### Given exercise
Please extract every line of the items below and reproduce each one unchanged.

+---+

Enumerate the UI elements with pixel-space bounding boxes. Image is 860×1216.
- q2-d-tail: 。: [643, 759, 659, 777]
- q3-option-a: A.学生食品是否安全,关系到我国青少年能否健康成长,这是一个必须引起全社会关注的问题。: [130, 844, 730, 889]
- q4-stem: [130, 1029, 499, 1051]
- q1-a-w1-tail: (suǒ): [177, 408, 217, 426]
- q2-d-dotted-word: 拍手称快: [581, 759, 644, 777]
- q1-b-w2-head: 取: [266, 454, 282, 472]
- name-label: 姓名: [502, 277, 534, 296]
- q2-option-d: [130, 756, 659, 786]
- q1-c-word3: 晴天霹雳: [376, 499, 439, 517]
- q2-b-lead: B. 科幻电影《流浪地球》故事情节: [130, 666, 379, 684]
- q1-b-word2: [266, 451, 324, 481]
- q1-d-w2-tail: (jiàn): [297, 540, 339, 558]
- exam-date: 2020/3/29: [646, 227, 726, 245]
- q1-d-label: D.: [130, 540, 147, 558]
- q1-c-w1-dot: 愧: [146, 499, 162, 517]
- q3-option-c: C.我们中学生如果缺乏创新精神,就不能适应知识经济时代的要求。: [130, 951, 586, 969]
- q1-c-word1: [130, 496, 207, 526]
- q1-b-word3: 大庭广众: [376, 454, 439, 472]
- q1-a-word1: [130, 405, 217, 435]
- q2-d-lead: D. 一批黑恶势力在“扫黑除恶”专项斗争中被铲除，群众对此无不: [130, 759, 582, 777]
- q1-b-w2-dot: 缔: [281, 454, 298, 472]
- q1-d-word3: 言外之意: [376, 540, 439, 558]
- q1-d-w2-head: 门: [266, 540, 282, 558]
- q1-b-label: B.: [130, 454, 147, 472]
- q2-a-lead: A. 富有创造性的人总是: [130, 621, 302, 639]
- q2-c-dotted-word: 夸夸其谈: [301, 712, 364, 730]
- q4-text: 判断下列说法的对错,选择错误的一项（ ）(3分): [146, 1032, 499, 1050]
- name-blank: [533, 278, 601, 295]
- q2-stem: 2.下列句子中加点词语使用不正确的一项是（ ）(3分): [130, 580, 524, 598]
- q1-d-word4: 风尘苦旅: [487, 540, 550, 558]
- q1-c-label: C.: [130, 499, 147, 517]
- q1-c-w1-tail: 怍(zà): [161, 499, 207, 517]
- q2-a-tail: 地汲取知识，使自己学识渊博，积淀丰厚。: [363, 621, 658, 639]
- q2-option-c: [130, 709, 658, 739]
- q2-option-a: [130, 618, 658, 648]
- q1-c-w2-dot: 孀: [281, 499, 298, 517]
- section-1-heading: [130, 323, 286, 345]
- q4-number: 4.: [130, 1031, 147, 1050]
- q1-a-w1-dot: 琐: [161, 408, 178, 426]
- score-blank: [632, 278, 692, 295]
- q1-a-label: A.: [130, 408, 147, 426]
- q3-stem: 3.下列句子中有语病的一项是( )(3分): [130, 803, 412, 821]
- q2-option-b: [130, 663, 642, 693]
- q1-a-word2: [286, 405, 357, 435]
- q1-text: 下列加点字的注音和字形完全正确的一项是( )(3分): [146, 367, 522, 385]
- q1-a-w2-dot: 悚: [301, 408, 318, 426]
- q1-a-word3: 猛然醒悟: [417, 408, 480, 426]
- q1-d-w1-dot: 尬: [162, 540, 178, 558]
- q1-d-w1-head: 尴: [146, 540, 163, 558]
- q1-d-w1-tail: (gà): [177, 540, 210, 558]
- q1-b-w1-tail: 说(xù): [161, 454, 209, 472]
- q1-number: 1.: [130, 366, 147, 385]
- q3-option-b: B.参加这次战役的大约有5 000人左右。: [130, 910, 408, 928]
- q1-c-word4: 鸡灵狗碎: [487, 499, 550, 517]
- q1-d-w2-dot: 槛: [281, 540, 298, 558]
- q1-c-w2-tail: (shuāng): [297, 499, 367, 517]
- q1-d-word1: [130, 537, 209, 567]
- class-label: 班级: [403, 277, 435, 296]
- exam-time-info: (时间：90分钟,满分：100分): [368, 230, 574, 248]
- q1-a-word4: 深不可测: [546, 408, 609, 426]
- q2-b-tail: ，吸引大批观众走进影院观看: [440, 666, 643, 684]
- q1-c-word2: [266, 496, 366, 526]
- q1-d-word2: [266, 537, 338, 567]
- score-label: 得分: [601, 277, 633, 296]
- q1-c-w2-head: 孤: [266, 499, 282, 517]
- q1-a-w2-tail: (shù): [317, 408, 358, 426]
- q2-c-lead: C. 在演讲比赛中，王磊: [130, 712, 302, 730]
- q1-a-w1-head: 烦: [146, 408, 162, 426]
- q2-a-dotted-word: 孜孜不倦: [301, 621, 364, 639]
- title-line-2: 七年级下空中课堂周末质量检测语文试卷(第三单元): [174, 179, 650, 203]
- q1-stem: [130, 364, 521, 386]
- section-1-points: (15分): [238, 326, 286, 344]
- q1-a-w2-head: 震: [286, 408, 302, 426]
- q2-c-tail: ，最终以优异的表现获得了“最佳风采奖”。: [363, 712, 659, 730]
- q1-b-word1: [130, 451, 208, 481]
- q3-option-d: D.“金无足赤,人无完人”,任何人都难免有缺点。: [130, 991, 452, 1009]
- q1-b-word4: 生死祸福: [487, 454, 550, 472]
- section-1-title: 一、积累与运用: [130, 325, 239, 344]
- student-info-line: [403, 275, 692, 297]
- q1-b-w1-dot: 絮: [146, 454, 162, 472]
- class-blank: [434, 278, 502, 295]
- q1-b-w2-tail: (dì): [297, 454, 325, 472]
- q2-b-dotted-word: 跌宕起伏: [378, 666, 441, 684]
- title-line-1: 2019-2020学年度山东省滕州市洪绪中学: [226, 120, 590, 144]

+---+

### Answer to this task
Enumerate the UI elements with pixel-space bounding boxes. Image is 860×1216.
- q2-d-tail: 。: [643, 759, 659, 777]
- q3-option-a: A.学生食品是否安全,关系到我国青少年能否健康成长,这是一个必须引起全社会关注的问题。: [130, 844, 730, 889]
- q4-stem: [130, 1029, 499, 1051]
- q1-a-w1-tail: (suǒ): [177, 408, 217, 426]
- q2-d-dotted-word: 拍手称快: [581, 759, 644, 777]
- q1-b-w2-head: 取: [266, 454, 282, 472]
- name-label: 姓名: [502, 277, 534, 296]
- q2-option-d: [130, 756, 659, 786]
- q1-c-word3: 晴天霹雳: [376, 499, 439, 517]
- q2-b-lead: B. 科幻电影《流浪地球》故事情节: [130, 666, 379, 684]
- q1-b-word2: [266, 451, 324, 481]
- q1-d-w2-tail: (jiàn): [297, 540, 339, 558]
- exam-date: 2020/3/29: [646, 227, 726, 245]
- q1-d-label: D.: [130, 540, 147, 558]
- q1-c-w1-dot: 愧: [146, 499, 162, 517]
- q3-option-c: C.我们中学生如果缺乏创新精神,就不能适应知识经济时代的要求。: [130, 951, 586, 969]
- q1-c-word1: [130, 496, 207, 526]
- q1-b-word3: 大庭广众: [376, 454, 439, 472]
- q1-a-word1: [130, 405, 217, 435]
- q2-d-lead: D. 一批黑恶势力在“扫黑除恶”专项斗争中被铲除，群众对此无不: [130, 759, 582, 777]
- q1-b-w2-dot: 缔: [281, 454, 298, 472]
- q1-d-word3: 言外之意: [376, 540, 439, 558]
- q1-d-w2-head: 门: [266, 540, 282, 558]
- q1-b-label: B.: [130, 454, 147, 472]
- q2-a-lead: A. 富有创造性的人总是: [130, 621, 302, 639]
- q2-c-dotted-word: 夸夸其谈: [301, 712, 364, 730]
- q4-text: 判断下列说法的对错,选择错误的一项（ ）(3分): [146, 1032, 499, 1050]
- name-blank: [533, 278, 601, 295]
- q2-stem: 2.下列句子中加点词语使用不正确的一项是（ ）(3分): [130, 580, 524, 598]
- q1-d-word4: 风尘苦旅: [487, 540, 550, 558]
- q1-c-label: C.: [130, 499, 147, 517]
- q1-c-w1-tail: 怍(zà): [161, 499, 207, 517]
- q2-a-tail: 地汲取知识，使自己学识渊博，积淀丰厚。: [363, 621, 658, 639]
- q2-option-c: [130, 709, 658, 739]
- q2-option-a: [130, 618, 658, 648]
- q1-c-w2-dot: 孀: [281, 499, 298, 517]
- section-1-heading: [130, 323, 286, 345]
- q4-number: 4.: [130, 1031, 147, 1050]
- q1-a-w1-dot: 琐: [161, 408, 178, 426]
- score-blank: [632, 278, 692, 295]
- q1-a-label: A.: [130, 408, 147, 426]
- q3-stem: 3.下列句子中有语病的一项是( )(3分): [130, 803, 412, 821]
- q2-option-b: [130, 663, 642, 693]
- q1-a-word2: [286, 405, 357, 435]
- q1-text: 下列加点字的注音和字形完全正确的一项是( )(3分): [146, 367, 522, 385]
- q1-a-w2-dot: 悚: [301, 408, 318, 426]
- q1-a-word3: 猛然醒悟: [417, 408, 480, 426]
- q1-d-w1-dot: 尬: [162, 540, 178, 558]
- q1-d-w1-head: 尴: [146, 540, 163, 558]
- q1-d-w1-tail: (gà): [177, 540, 210, 558]
- q1-b-w1-tail: 说(xù): [161, 454, 209, 472]
- q1-number: 1.: [130, 366, 147, 385]
- q3-option-b: B.参加这次战役的大约有5 000人左右。: [130, 910, 408, 928]
- q1-c-word4: 鸡灵狗碎: [487, 499, 550, 517]
- q1-d-w2-dot: 槛: [281, 540, 298, 558]
- q1-c-w2-tail: (shuāng): [297, 499, 367, 517]
- q1-d-word1: [130, 537, 209, 567]
- class-label: 班级: [403, 277, 435, 296]
- exam-time-info: (时间：90分钟,满分：100分): [368, 230, 574, 248]
- q1-a-word4: 深不可测: [546, 408, 609, 426]
- q2-b-tail: ，吸引大批观众走进影院观看: [440, 666, 643, 684]
- q1-c-word2: [266, 496, 366, 526]
- q1-d-word2: [266, 537, 338, 567]
- score-label: 得分: [601, 277, 633, 296]
- q1-c-w2-head: 孤: [266, 499, 282, 517]
- q1-a-w2-tail: (shù): [317, 408, 358, 426]
- q2-c-lead: C. 在演讲比赛中，王磊: [130, 712, 302, 730]
- q1-a-w1-head: 烦: [146, 408, 162, 426]
- q2-a-dotted-word: 孜孜不倦: [301, 621, 364, 639]
- title-line-2: 七年级下空中课堂周末质量检测语文试卷(第三单元): [174, 179, 650, 203]
- q1-stem: [130, 364, 521, 386]
- section-1-points: (15分): [238, 326, 286, 344]
- q1-a-w2-head: 震: [286, 408, 302, 426]
- q2-c-tail: ，最终以优异的表现获得了“最佳风采奖”。: [363, 712, 659, 730]
- q1-b-word1: [130, 451, 208, 481]
- q3-option-d: D.“金无足赤,人无完人”,任何人都难免有缺点。: [130, 991, 452, 1009]
- q1-b-word4: 生死祸福: [487, 454, 550, 472]
- section-1-title: 一、积累与运用: [130, 325, 239, 344]
- student-info-line: [403, 275, 692, 297]
- q1-b-w1-dot: 絮: [146, 454, 162, 472]
- class-blank: [434, 278, 502, 295]
- q1-b-w2-tail: (dì): [297, 454, 325, 472]
- q2-b-dotted-word: 跌宕起伏: [378, 666, 441, 684]
- title-line-1: 2019-2020学年度山东省滕州市洪绪中学: [226, 120, 590, 144]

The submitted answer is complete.